- **What this task involves**: State how many lines contain "Нормативные", and write nothing except that count.

- **Raw records**:
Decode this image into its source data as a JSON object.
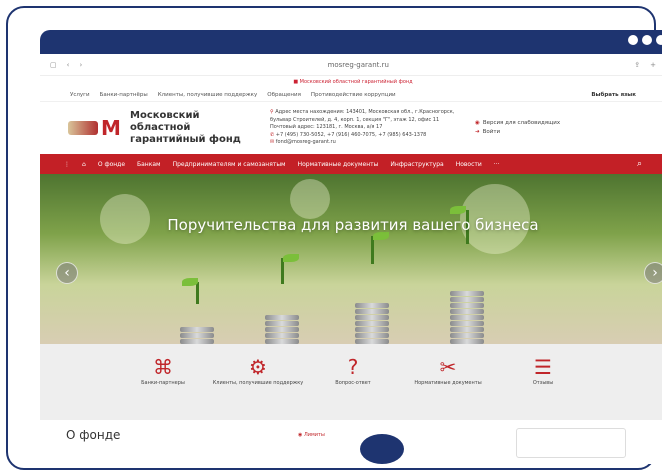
{
  "browser": {
    "url": "mosreg-garant.ru"
  },
  "notice": "Московский областной гарантийный фонд",
  "topnav": {
    "items": [
      "Услуги",
      "Банки-партнёры",
      "Клиенты, получившие поддержку",
      "Обращения",
      "Противодействие коррупции"
    ],
    "lang": "Выбрать язык"
  },
  "header": {
    "org_name": "Московский областной гарантийный фонд",
    "address": "Адрес места нахождения: 143401, Московская обл., г.Красногорск, бульвар Строителей, д. 4, корп. 1, секция \"Г\", этаж 12, офис 11",
    "postal": "Почтовый адрес: 123181, г. Москва, а/я 17",
    "phones": "+7 (495) 730-5052, +7 (916) 460-7075, +7 (985) 643-1378",
    "email": "fond@mosreg-garant.ru",
    "links": [
      "Версия для слабовидящих",
      "Войти"
    ]
  },
  "mainnav": {
    "items": [
      "О фонде",
      "Банкам",
      "Предпринимателям и самозанятым",
      "Нормативные документы",
      "Инфраструктура",
      "Новости",
      "···"
    ]
  },
  "hero": {
    "title": "Поручительства для развития вашего бизнеса"
  },
  "tiles": [
    {
      "label": "Банки-партнеры",
      "icon": "chip-icon"
    },
    {
      "label": "Клиенты, получившие поддержку",
      "icon": "gears-icon"
    },
    {
      "label": "Вопрос-ответ",
      "icon": "faq-icon"
    },
    {
      "label": "Нормативные документы",
      "icon": "tools-icon"
    },
    {
      "label": "Отзывы",
      "icon": "reviews-icon"
    }
  ],
  "bottom": {
    "about": "О фонде",
    "pay": "Лимиты"
  },
  "colors": {
    "brand_red": "#c32026",
    "frame_blue": "#1e3470"
  }
}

- **Solution below**: 2